§ WORK TO BE COMPLETED:
Extract each line of the material that follows exactly and omit its pictures.
◆ ◆ ◆ ◆ ◆
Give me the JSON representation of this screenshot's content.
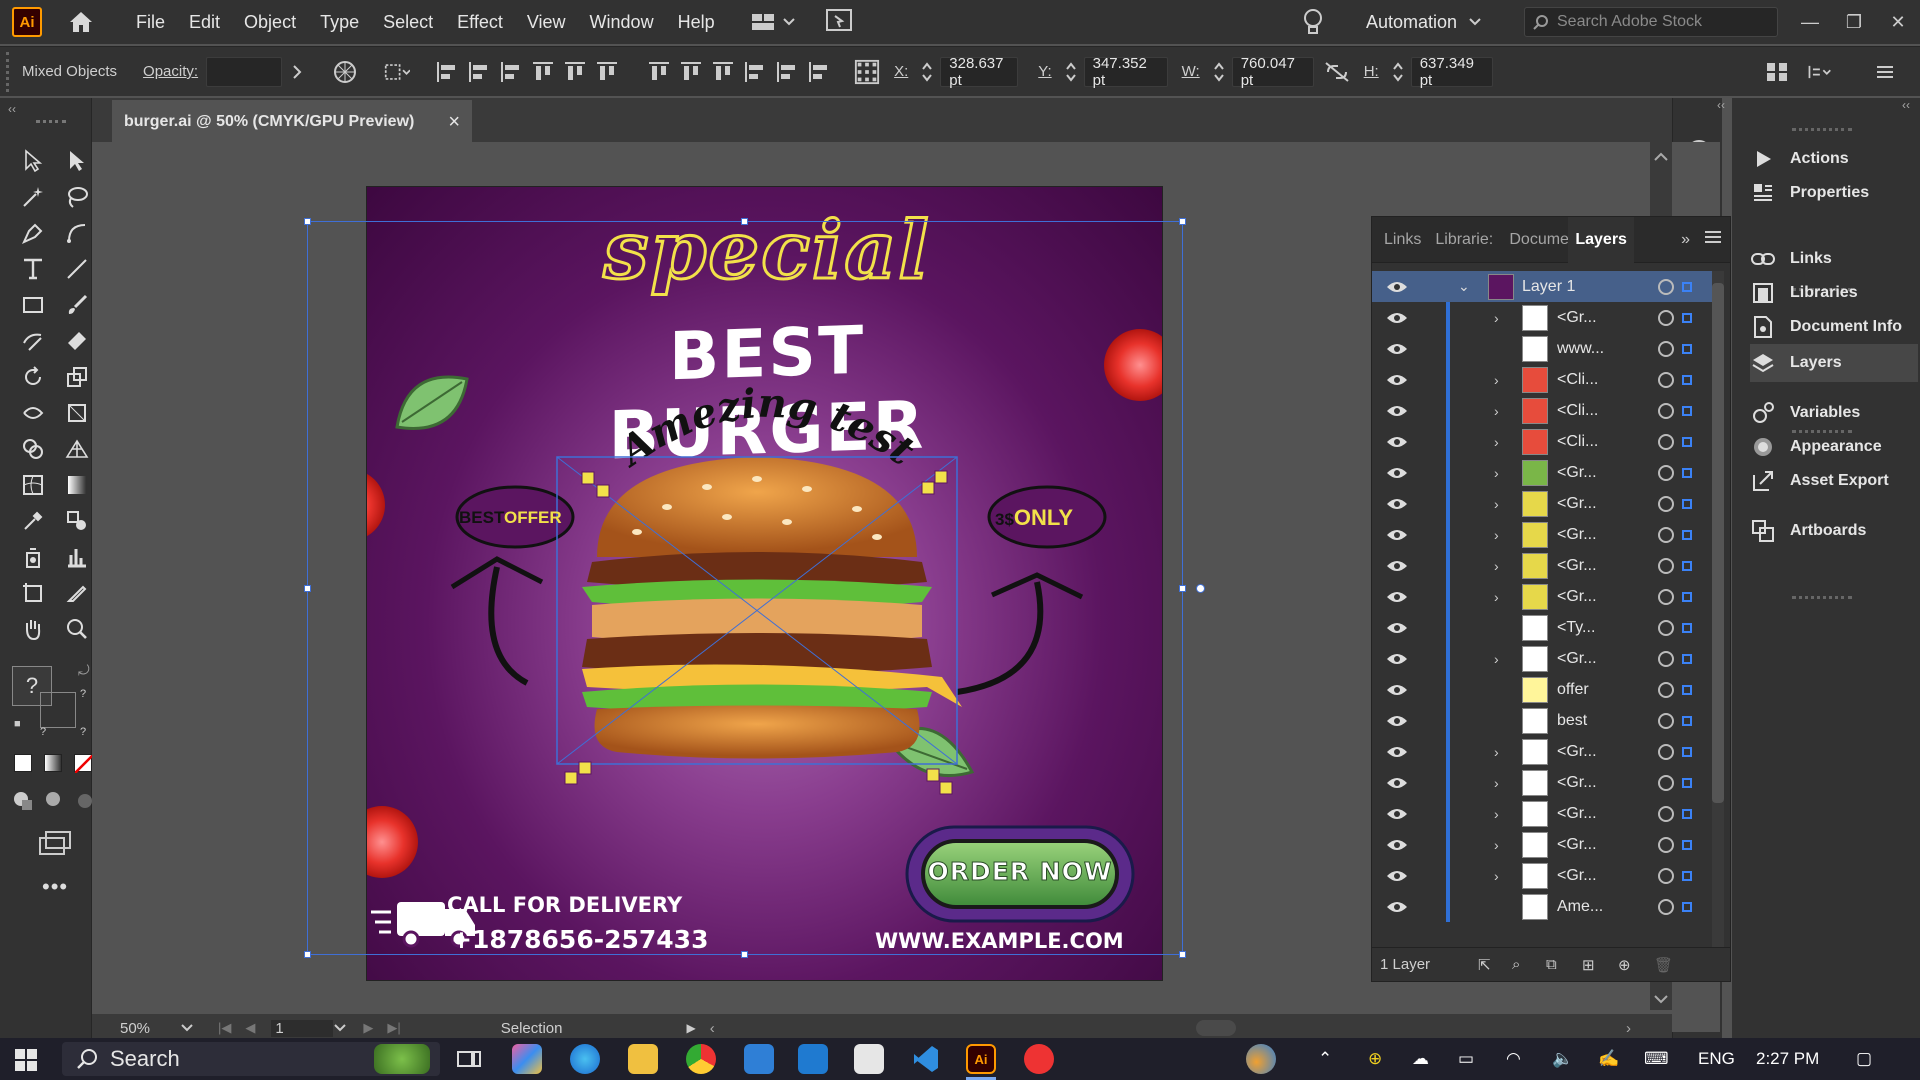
{
  "app": {
    "logo": "Ai"
  },
  "menu": [
    "File",
    "Edit",
    "Object",
    "Type",
    "Select",
    "Effect",
    "View",
    "Window",
    "Help"
  ],
  "automation_label": "Automation",
  "search_stock_placeholder": "Search Adobe Stock",
  "controlbar": {
    "selection_type": "Mixed Objects",
    "opacity_label": "Opacity:",
    "x_label": "X:",
    "x_value": "328.637 pt",
    "y_label": "Y:",
    "y_value": "347.352 pt",
    "w_label": "W:",
    "w_value": "760.047 pt",
    "h_label": "H:",
    "h_value": "637.349 pt"
  },
  "document_tab": {
    "title": "burger.ai @ 50% (CMYK/GPU Preview)",
    "close": "×"
  },
  "artboard": {
    "headline_script": "special",
    "headline_main": "BEST BURGER",
    "tagline": "Amezing test",
    "left_bubble_a": "BEST",
    "left_bubble_b": "OFFER",
    "right_bubble_a": "3$",
    "right_bubble_b": "ONLY",
    "order_button": "ORDER NOW",
    "call_label": "CALL FOR DELIVERY",
    "phone": "+1878656-257433",
    "website": "WWW.EXAMPLE.COM"
  },
  "statusbar": {
    "zoom": "50%",
    "page": "1",
    "tool": "Selection"
  },
  "layers_panel": {
    "tabs": [
      "Links",
      "Librarie:",
      "Docume",
      "Layers"
    ],
    "active_tab": "Layers",
    "layer_name": "Layer 1",
    "rows": [
      {
        "name": "<Gr...",
        "expand": true,
        "thumb": "#ffffff"
      },
      {
        "name": "www...",
        "expand": false,
        "thumb": "#ffffff"
      },
      {
        "name": "<Cli...",
        "expand": true,
        "thumb": "#e74c3c"
      },
      {
        "name": "<Cli...",
        "expand": true,
        "thumb": "#e74c3c"
      },
      {
        "name": "<Cli...",
        "expand": true,
        "thumb": "#e74c3c"
      },
      {
        "name": "<Gr...",
        "expand": true,
        "thumb": "#7ab648"
      },
      {
        "name": "<Gr...",
        "expand": true,
        "thumb": "#e6d84a"
      },
      {
        "name": "<Gr...",
        "expand": true,
        "thumb": "#e6d84a"
      },
      {
        "name": "<Gr...",
        "expand": true,
        "thumb": "#e6d84a"
      },
      {
        "name": "<Gr...",
        "expand": true,
        "thumb": "#e6d84a"
      },
      {
        "name": "<Ty...",
        "expand": false,
        "thumb": "#ffffff"
      },
      {
        "name": "<Gr...",
        "expand": true,
        "thumb": "#ffffff"
      },
      {
        "name": "offer",
        "expand": false,
        "thumb": "#fff59a"
      },
      {
        "name": "best",
        "expand": false,
        "thumb": "#ffffff"
      },
      {
        "name": "<Gr...",
        "expand": true,
        "thumb": "#ffffff"
      },
      {
        "name": "<Gr...",
        "expand": true,
        "thumb": "#ffffff"
      },
      {
        "name": "<Gr...",
        "expand": true,
        "thumb": "#ffffff"
      },
      {
        "name": "<Gr...",
        "expand": true,
        "thumb": "#ffffff"
      },
      {
        "name": "<Gr...",
        "expand": true,
        "thumb": "#ffffff"
      },
      {
        "name": "Ame...",
        "expand": false,
        "thumb": "#ffffff"
      }
    ],
    "footer_count": "1 Layer"
  },
  "dock": {
    "items": [
      "Actions",
      "Properties",
      "Links",
      "Libraries",
      "Document Info",
      "Layers",
      "Variables",
      "Appearance",
      "Asset Export",
      "Artboards"
    ],
    "active": "Layers"
  },
  "taskbar": {
    "search_label": "Search",
    "language": "ENG",
    "time": "2:27 PM"
  },
  "colors": {
    "accent": "#2f6fd6",
    "selection": "#3f6fd6",
    "brand_orange": "#ff9a00",
    "burger_purple": "#5b1560",
    "headline_yellow": "#f2e14a"
  }
}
◆ ◆ ◆ ◆ ◆
§ SOLUTION TO THIS EXERCISE:
Give me the JSON representation of this screenshot's content.
{
  "app": {
    "logo": "Ai"
  },
  "menu": [
    "File",
    "Edit",
    "Object",
    "Type",
    "Select",
    "Effect",
    "View",
    "Window",
    "Help"
  ],
  "automation_label": "Automation",
  "search_stock_placeholder": "Search Adobe Stock",
  "controlbar": {
    "selection_type": "Mixed Objects",
    "opacity_label": "Opacity:",
    "x_label": "X:",
    "x_value": "328.637 pt",
    "y_label": "Y:",
    "y_value": "347.352 pt",
    "w_label": "W:",
    "w_value": "760.047 pt",
    "h_label": "H:",
    "h_value": "637.349 pt"
  },
  "document_tab": {
    "title": "burger.ai @ 50% (CMYK/GPU Preview)",
    "close": "×"
  },
  "artboard": {
    "headline_script": "special",
    "headline_main": "BEST BURGER",
    "tagline": "Amezing test",
    "left_bubble_a": "BEST",
    "left_bubble_b": "OFFER",
    "right_bubble_a": "3$",
    "right_bubble_b": "ONLY",
    "order_button": "ORDER NOW",
    "call_label": "CALL FOR DELIVERY",
    "phone": "+1878656-257433",
    "website": "WWW.EXAMPLE.COM"
  },
  "statusbar": {
    "zoom": "50%",
    "page": "1",
    "tool": "Selection"
  },
  "layers_panel": {
    "tabs": [
      "Links",
      "Librarie:",
      "Docume",
      "Layers"
    ],
    "active_tab": "Layers",
    "layer_name": "Layer 1",
    "rows": [
      {
        "name": "<Gr...",
        "expand": true,
        "thumb": "#ffffff"
      },
      {
        "name": "www...",
        "expand": false,
        "thumb": "#ffffff"
      },
      {
        "name": "<Cli...",
        "expand": true,
        "thumb": "#e74c3c"
      },
      {
        "name": "<Cli...",
        "expand": true,
        "thumb": "#e74c3c"
      },
      {
        "name": "<Cli...",
        "expand": true,
        "thumb": "#e74c3c"
      },
      {
        "name": "<Gr...",
        "expand": true,
        "thumb": "#7ab648"
      },
      {
        "name": "<Gr...",
        "expand": true,
        "thumb": "#e6d84a"
      },
      {
        "name": "<Gr...",
        "expand": true,
        "thumb": "#e6d84a"
      },
      {
        "name": "<Gr...",
        "expand": true,
        "thumb": "#e6d84a"
      },
      {
        "name": "<Gr...",
        "expand": true,
        "thumb": "#e6d84a"
      },
      {
        "name": "<Ty...",
        "expand": false,
        "thumb": "#ffffff"
      },
      {
        "name": "<Gr...",
        "expand": true,
        "thumb": "#ffffff"
      },
      {
        "name": "offer",
        "expand": false,
        "thumb": "#fff59a"
      },
      {
        "name": "best",
        "expand": false,
        "thumb": "#ffffff"
      },
      {
        "name": "<Gr...",
        "expand": true,
        "thumb": "#ffffff"
      },
      {
        "name": "<Gr...",
        "expand": true,
        "thumb": "#ffffff"
      },
      {
        "name": "<Gr...",
        "expand": true,
        "thumb": "#ffffff"
      },
      {
        "name": "<Gr...",
        "expand": true,
        "thumb": "#ffffff"
      },
      {
        "name": "<Gr...",
        "expand": true,
        "thumb": "#ffffff"
      },
      {
        "name": "Ame...",
        "expand": false,
        "thumb": "#ffffff"
      }
    ],
    "footer_count": "1 Layer"
  },
  "dock": {
    "items": [
      "Actions",
      "Properties",
      "Links",
      "Libraries",
      "Document Info",
      "Layers",
      "Variables",
      "Appearance",
      "Asset Export",
      "Artboards"
    ],
    "active": "Layers"
  },
  "taskbar": {
    "search_label": "Search",
    "language": "ENG",
    "time": "2:27 PM"
  },
  "colors": {
    "accent": "#2f6fd6",
    "selection": "#3f6fd6",
    "brand_orange": "#ff9a00",
    "burger_purple": "#5b1560",
    "headline_yellow": "#f2e14a"
  }
}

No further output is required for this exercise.